**Set exercise**
Please pick out every line in the entries below that contains the word "Myroom" and copy each one. Matching is case-sensitive.

[start Information provided]

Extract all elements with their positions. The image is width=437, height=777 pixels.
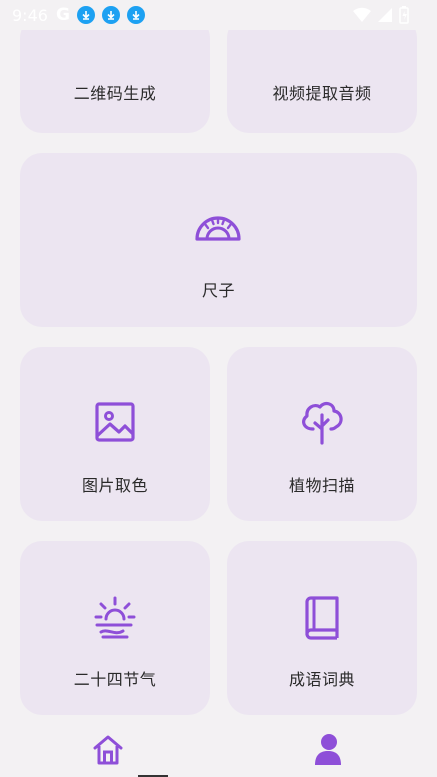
nav-profile[interactable] — [308, 730, 348, 770]
qrcode-icon — [95, 30, 135, 40]
tool-card-audio-extract[interactable]: 视频提取音频 — [227, 30, 417, 133]
signal-icon — [378, 8, 392, 22]
status-time: 9:46 — [12, 5, 48, 25]
tool-label: 图片取色 — [81, 476, 148, 495]
nav-home[interactable] — [88, 730, 128, 770]
home-icon — [93, 735, 123, 765]
status-bar: 9:46 G — [0, 0, 437, 30]
ruler-icon — [195, 216, 241, 241]
tool-card-image-color[interactable]: 图片取色 — [20, 347, 210, 521]
download-icon — [76, 6, 95, 24]
book-icon — [305, 596, 339, 640]
bottom-nav — [0, 718, 437, 777]
battery-icon — [399, 6, 409, 24]
tool-label: 二维码生成 — [73, 84, 157, 103]
user-icon — [315, 734, 341, 765]
tool-label: 视频提取音频 — [272, 84, 372, 103]
tool-card-qrcode[interactable]: 二维码生成 — [20, 30, 210, 133]
tool-card-idiom-dictionary[interactable]: 成语词典 — [227, 541, 417, 715]
audio-extract-icon — [302, 30, 342, 40]
tool-label: 成语词典 — [288, 670, 355, 689]
wifi-icon — [353, 7, 371, 23]
image-icon — [95, 402, 135, 442]
sunrise-icon — [94, 596, 136, 639]
tool-card-ruler[interactable]: 尺子 — [20, 153, 417, 327]
carrier-icon: G — [55, 5, 70, 25]
tool-card-solar-terms[interactable]: 二十四节气 — [20, 541, 210, 715]
tool-label: 植物扫描 — [288, 476, 355, 495]
tree-icon — [302, 401, 343, 445]
tool-label: 二十四节气 — [73, 670, 157, 689]
tool-label: 尺子 — [201, 281, 235, 300]
tool-card-plant-scan[interactable]: 植物扫描 — [227, 347, 417, 521]
download-icon — [126, 6, 145, 24]
tool-grid: 二维码生成 视频提取音频 尺子 图片取色 植物扫描 二十四节气 成语词典 — [0, 30, 437, 718]
download-icon — [101, 6, 120, 24]
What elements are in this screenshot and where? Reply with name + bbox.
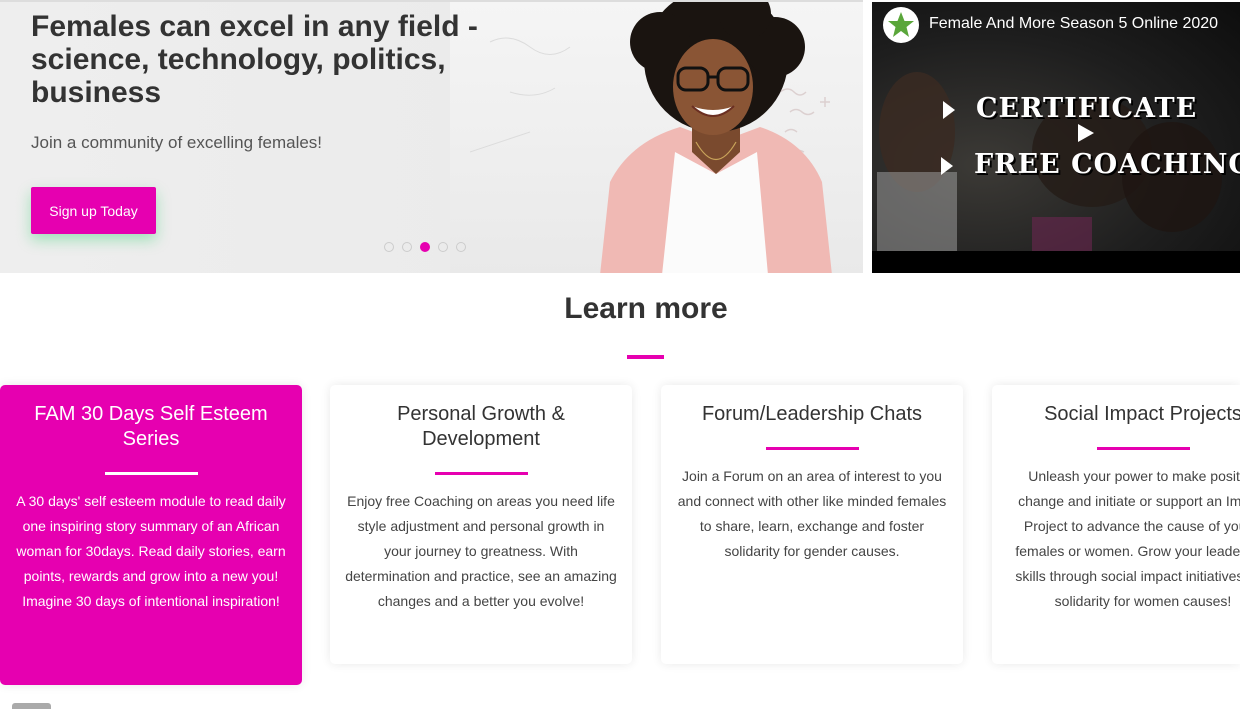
bullet-arrow-icon [943,101,955,119]
card-title: FAM 30 Days Self Esteem Series [34,403,268,450]
card-title: Personal Growth & Development [397,403,565,450]
carousel-dot-1[interactable] [384,242,394,252]
carousel-dot-3[interactable] [420,242,430,252]
card-text: Unleash your power to make positive chan… [1015,468,1240,609]
carousel-dot-2[interactable] [402,242,412,252]
video-people-silhouettes [877,72,1222,257]
video-overlay-free-coaching: FREE COACHING [974,149,1240,180]
video-title[interactable]: Female And More Season 5 Online 2020 [929,15,1218,33]
card-text: A 30 days' self esteem module to read da… [16,493,286,609]
hero-banner: Females can excel in any field - science… [0,0,863,273]
heading-underline [627,355,664,359]
card-personal-growth[interactable]: Personal Growth & Development Enjoy free… [330,385,632,664]
scroll-to-top-button[interactable] [12,703,51,709]
learn-more-heading: Learn more [564,292,728,325]
video-bottom-bar [872,251,1240,273]
card-title: Forum/Leadership Chats [701,403,923,425]
carousel-dot-4[interactable] [438,242,448,252]
hero-subtitle: Join a community of excelling females! [31,133,323,152]
card-self-esteem-series[interactable]: FAM 30 Days Self Esteem Series A 30 days… [0,385,302,685]
hero-woman-photo [600,2,832,273]
card-divider [1096,447,1190,450]
channel-logo[interactable] [883,7,919,43]
hero-title: Females can excel in any field - science… [31,10,478,109]
card-social-impact[interactable]: Social Impact Projects Unleash your powe… [992,385,1240,664]
play-icon[interactable] [1078,124,1094,142]
card-title: Social Impact Projects [1044,403,1240,425]
card-social-impact-content: Social Impact Projects Unleash your powe… [992,385,1240,664]
card-text: Enjoy free Coaching on areas you need li… [345,493,617,609]
card-text: Join a Forum on an area of interest to y… [677,468,947,559]
video-player[interactable]: Female And More Season 5 Online 2020 CER… [872,2,1240,273]
card-divider [765,447,859,450]
card-divider [434,472,528,475]
bullet-arrow-icon [941,157,953,175]
card-divider [104,472,198,475]
card-forum-leadership[interactable]: Forum/Leadership Chats Join a Forum on a… [661,385,963,664]
star-logo-icon [888,12,914,37]
carousel-dot-5[interactable] [456,242,466,252]
carousel-indicators [384,242,466,252]
sign-up-button[interactable]: Sign up Today [31,187,156,234]
video-overlay-certificate: CERTIFICATE [976,93,1198,124]
video-thumbnail [872,2,1240,273]
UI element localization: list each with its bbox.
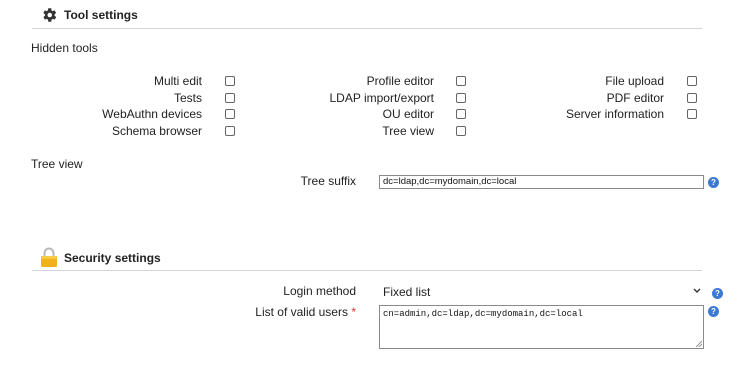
tree-suffix-label: Tree suffix xyxy=(300,174,356,188)
tree-view-section-label: Tree view xyxy=(31,157,83,171)
tool-settings-title: Tool settings xyxy=(64,8,138,22)
checkbox-schema-browser[interactable] xyxy=(225,126,235,136)
checkbox-pdf-editor[interactable] xyxy=(687,93,697,103)
checkbox-server-information[interactable] xyxy=(687,109,697,119)
tool-label-ldap-import-export: LDAP import/export xyxy=(329,91,435,105)
checkbox-tests[interactable] xyxy=(225,93,235,103)
resize-grip-icon[interactable] xyxy=(696,341,702,347)
checkbox-profile-editor[interactable] xyxy=(456,76,466,86)
valid-users-textarea[interactable]: cn=admin,dc=ldap,dc=mydomain,dc=local xyxy=(379,305,704,349)
hidden-tools-label: Hidden tools xyxy=(31,41,98,55)
tool-label-ou-editor: OU editor xyxy=(382,107,434,121)
tree-suffix-help-icon[interactable]: ? xyxy=(708,177,719,188)
tool-label-multi-edit: Multi edit xyxy=(153,74,202,88)
chevron-down-icon xyxy=(693,286,701,296)
tool-settings-header: Tool settings xyxy=(40,6,138,24)
tree-suffix-input[interactable]: dc=ldap,dc=mydomain,dc=local xyxy=(379,175,704,189)
valid-users-help-icon[interactable]: ? xyxy=(708,306,719,317)
security-settings-title: Security settings xyxy=(64,250,161,265)
valid-users-label-text: List of valid users xyxy=(255,305,348,319)
checkbox-ou-editor[interactable] xyxy=(456,109,466,119)
checkbox-tree-view[interactable] xyxy=(456,126,466,136)
tool-label-file-upload: File upload xyxy=(605,74,664,88)
tool-settings-divider xyxy=(32,28,702,29)
tool-label-pdf-editor: PDF editor xyxy=(606,91,664,105)
security-settings-header: Security settings xyxy=(40,247,161,268)
valid-users-label: List of valid users * xyxy=(255,305,356,319)
valid-users-value: cn=admin,dc=ldap,dc=mydomain,dc=local xyxy=(383,309,583,319)
required-marker: * xyxy=(351,305,356,319)
tool-label-schema-browser: Schema browser xyxy=(111,124,202,138)
login-method-value: Fixed list xyxy=(383,285,431,299)
login-method-help-icon[interactable]: ? xyxy=(712,288,723,299)
checkbox-file-upload[interactable] xyxy=(687,76,697,86)
checkbox-ldap-import-export[interactable] xyxy=(456,93,466,103)
tool-label-webauthn-devices: WebAuthn devices xyxy=(102,107,202,121)
tool-label-server-information: Server information xyxy=(565,107,664,121)
checkbox-multi-edit[interactable] xyxy=(225,76,235,86)
checkbox-webauthn-devices[interactable] xyxy=(225,109,235,119)
tool-label-tests: Tests xyxy=(173,91,202,105)
security-settings-divider xyxy=(32,270,702,271)
tool-label-profile-editor: Profile editor xyxy=(366,74,434,88)
gear-icon xyxy=(40,6,58,24)
login-method-select[interactable]: Fixed list xyxy=(379,284,704,300)
lock-icon xyxy=(40,247,58,268)
tool-label-tree-view: Tree view xyxy=(382,124,434,138)
login-method-label: Login method xyxy=(283,284,356,298)
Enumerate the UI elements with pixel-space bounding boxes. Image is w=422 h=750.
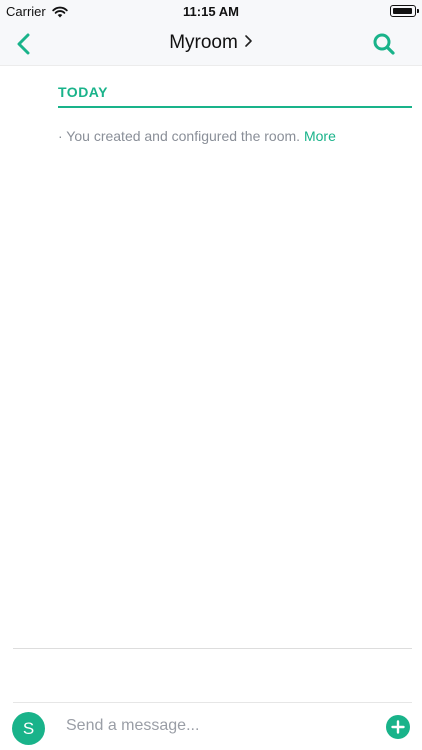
message-input[interactable] — [66, 713, 366, 739]
status-bar: Carrier 11:15 AM — [0, 0, 422, 22]
status-time: 11:15 AM — [183, 4, 239, 19]
day-header: TODAY — [58, 84, 412, 108]
search-icon — [373, 33, 395, 55]
chevron-right-icon — [245, 35, 252, 47]
search-button[interactable] — [370, 30, 398, 58]
room-event: · You created and configured the room. M… — [58, 128, 336, 144]
plus-circle-icon — [391, 720, 405, 734]
message-composer: S — [0, 703, 422, 750]
nav-bar: Myroom — [0, 22, 422, 66]
battery-icon — [390, 5, 419, 17]
add-attachment-button[interactable] — [386, 715, 410, 739]
room-title-button[interactable]: Myroom — [0, 32, 422, 54]
room-event-text: · You created and configured the room. — [58, 128, 301, 144]
avatar[interactable]: S — [12, 712, 45, 745]
more-link[interactable]: More — [304, 128, 336, 144]
avatar-initial: S — [22, 718, 35, 738]
composer-divider — [13, 648, 412, 649]
page-title: Myroom — [169, 32, 238, 54]
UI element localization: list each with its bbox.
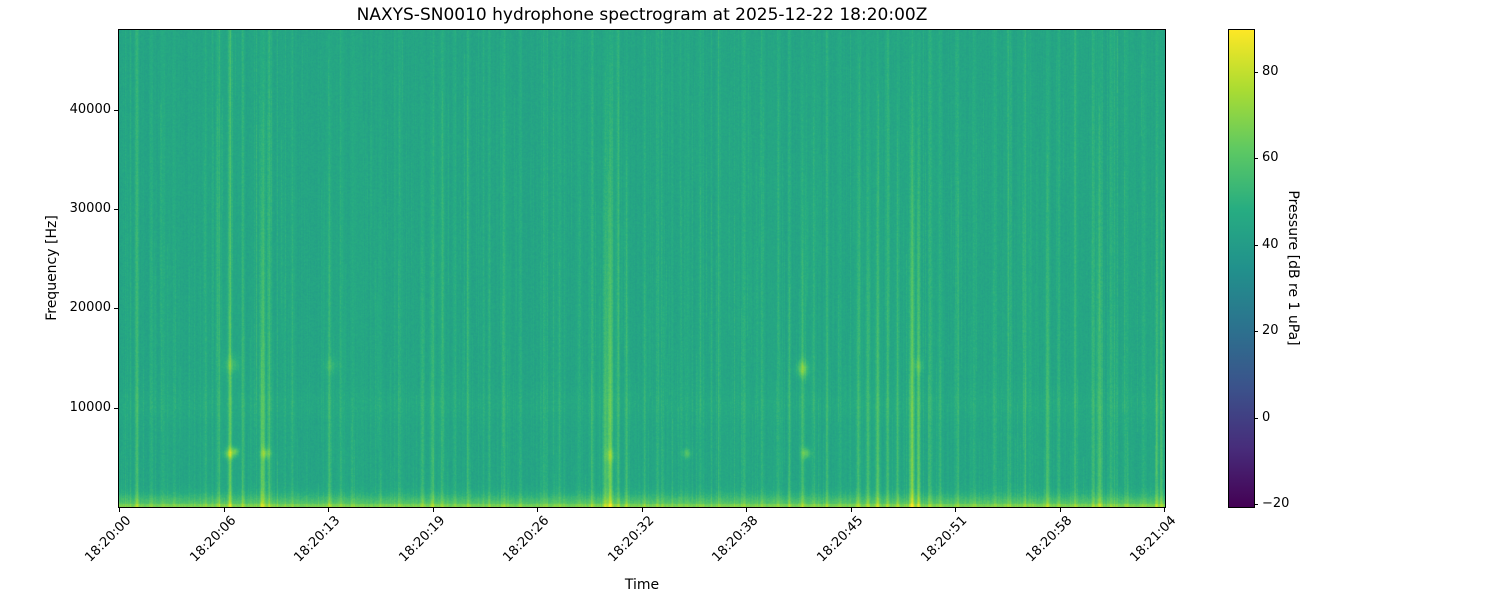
x-axis-label: Time xyxy=(624,577,660,593)
y-tick-label: 40000 xyxy=(69,102,111,117)
y-tick-label: 10000 xyxy=(69,400,111,415)
colorbar-tick-mark xyxy=(1254,331,1258,332)
x-tick-mark xyxy=(955,508,956,512)
x-tick-label: 18:20:00 xyxy=(82,513,134,566)
colorbar-tick-mark xyxy=(1254,158,1258,159)
x-tick-label: 18:20:06 xyxy=(187,513,239,566)
x-tick-mark xyxy=(224,508,225,512)
y-axis-label: Frequency [Hz] xyxy=(44,215,60,321)
x-tick-mark xyxy=(642,508,643,512)
x-tick-mark xyxy=(328,508,329,512)
colorbar-tick-mark xyxy=(1254,504,1258,505)
y-tick-mark xyxy=(114,110,118,111)
y-tick-mark xyxy=(114,308,118,309)
colorbar-tick-mark xyxy=(1254,418,1258,419)
x-tick-label: 18:20:51 xyxy=(918,513,970,566)
colorbar-tick-label: 40 xyxy=(1262,237,1279,252)
x-tick-mark xyxy=(537,508,538,512)
x-tick-mark xyxy=(851,508,852,512)
x-tick-label: 18:20:19 xyxy=(396,513,448,566)
spectrogram-figure: NAXYS-SN0010 hydrophone spectrogram at 2… xyxy=(0,0,1500,600)
spectrogram-canvas xyxy=(119,30,1165,507)
x-tick-label: 18:20:45 xyxy=(814,513,866,566)
y-tick-mark xyxy=(114,209,118,210)
chart-title: NAXYS-SN0010 hydrophone spectrogram at 2… xyxy=(356,5,928,25)
y-tick-label: 20000 xyxy=(69,300,111,315)
colorbar-tick-label: 80 xyxy=(1262,64,1279,79)
colorbar-tick-label: 60 xyxy=(1262,150,1279,165)
colorbar-tick-label: 0 xyxy=(1262,410,1271,425)
colorbar-tick-mark xyxy=(1254,72,1258,73)
colorbar-label: Pressure [dB re 1 uPa] xyxy=(1285,190,1301,346)
x-tick-label: 18:20:32 xyxy=(605,513,657,566)
y-tick-label: 30000 xyxy=(69,201,111,216)
colorbar xyxy=(1228,29,1255,508)
x-tick-mark xyxy=(119,508,120,512)
x-tick-label: 18:21:04 xyxy=(1127,513,1179,566)
x-tick-mark xyxy=(433,508,434,512)
x-tick-mark xyxy=(1060,508,1061,512)
x-tick-label: 18:20:58 xyxy=(1023,513,1075,566)
colorbar-tick-label: −20 xyxy=(1262,496,1290,511)
x-tick-mark xyxy=(746,508,747,512)
x-tick-label: 18:20:38 xyxy=(709,513,761,566)
plot-area xyxy=(118,29,1166,508)
colorbar-tick-label: 20 xyxy=(1262,323,1279,338)
x-tick-mark xyxy=(1164,508,1165,512)
x-tick-label: 18:20:26 xyxy=(500,513,552,566)
colorbar-tick-mark xyxy=(1254,245,1258,246)
y-tick-mark xyxy=(114,408,118,409)
x-tick-label: 18:20:13 xyxy=(291,513,343,566)
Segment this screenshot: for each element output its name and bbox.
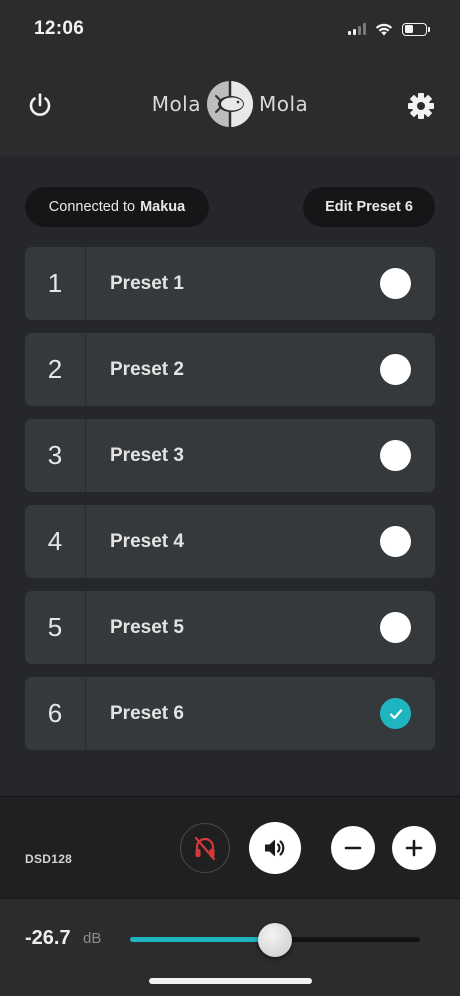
headphones-muted-icon xyxy=(194,836,216,861)
sunfish-logo-icon xyxy=(207,81,253,127)
controls-bar: DSD128 xyxy=(0,796,460,898)
preset-number: 6 xyxy=(25,677,86,750)
preset-name: Preset 4 xyxy=(110,530,184,552)
audio-format-label: DSD128 xyxy=(25,852,73,866)
connection-device: Makua xyxy=(140,199,186,215)
preset-name: Preset 1 xyxy=(110,272,184,294)
edit-preset-button[interactable]: Edit Preset 6 xyxy=(303,187,435,227)
preset-number: 1 xyxy=(25,247,86,320)
preset-panel: Connected to Makua Edit Preset 6 1 Preset… xyxy=(0,156,460,796)
preset-radio[interactable] xyxy=(380,526,411,557)
wifi-icon xyxy=(375,23,393,35)
preset-radio[interactable] xyxy=(380,354,411,385)
preset-name: Preset 2 xyxy=(110,358,184,380)
home-indicator[interactable] xyxy=(149,978,312,984)
volume-slider-thumb[interactable] xyxy=(258,923,292,957)
cellular-signal-icon xyxy=(348,23,366,35)
headphones-mute-button[interactable] xyxy=(180,823,230,873)
preset-name: Preset 5 xyxy=(110,616,184,638)
power-icon[interactable] xyxy=(26,91,54,119)
preset-number: 5 xyxy=(25,591,86,664)
connection-prefix: Connected to xyxy=(48,199,136,215)
preset-radio[interactable] xyxy=(380,440,411,471)
connection-status: Connected to Makua xyxy=(25,187,209,227)
volume-up-button[interactable] xyxy=(392,826,436,870)
volume-down-button[interactable] xyxy=(331,826,375,870)
preset-row[interactable]: 5 Preset 5 xyxy=(25,591,435,664)
preset-radio[interactable] xyxy=(380,612,411,643)
preset-row[interactable]: 2 Preset 2 xyxy=(25,333,435,406)
preset-name: Preset 6 xyxy=(110,702,184,724)
volume-unit: dB xyxy=(83,930,102,947)
preset-number: 3 xyxy=(25,419,86,492)
preset-radio-checked[interactable] xyxy=(380,698,411,729)
checkmark-icon xyxy=(389,708,402,719)
volume-value: -26.7 xyxy=(25,927,71,949)
mola-mola-logo: Mola Mola xyxy=(140,76,320,132)
speaker-icon xyxy=(265,839,285,857)
preset-row[interactable]: 6 Preset 6 xyxy=(25,677,435,750)
minus-icon xyxy=(344,846,362,850)
preset-row[interactable]: 3 Preset 3 xyxy=(25,419,435,492)
preset-name: Preset 3 xyxy=(110,444,184,466)
plus-icon xyxy=(405,839,423,857)
battery-icon xyxy=(402,22,430,36)
preset-row[interactable]: 4 Preset 4 xyxy=(25,505,435,578)
logo-text-right: Mola xyxy=(259,92,309,116)
preset-row[interactable]: 1 Preset 1 xyxy=(25,247,435,320)
preset-radio[interactable] xyxy=(380,268,411,299)
app-header: Mola Mola xyxy=(0,58,460,156)
status-icons xyxy=(348,22,430,36)
status-time: 12:06 xyxy=(34,18,85,39)
gear-icon[interactable] xyxy=(406,91,436,121)
preset-number: 2 xyxy=(25,333,86,406)
speaker-button[interactable] xyxy=(249,822,301,874)
logo-text-left: Mola xyxy=(151,92,201,116)
volume-slider-fill xyxy=(130,937,275,942)
status-bar: 12:06 xyxy=(0,0,460,58)
preset-number: 4 xyxy=(25,505,86,578)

[end Information provided]

**Solution for this problem**
nav-bar: Myroom — [0, 22, 422, 66]
room-title-button[interactable]: Myroom — [0, 32, 422, 54]
page-title: Myroom — [169, 32, 238, 54]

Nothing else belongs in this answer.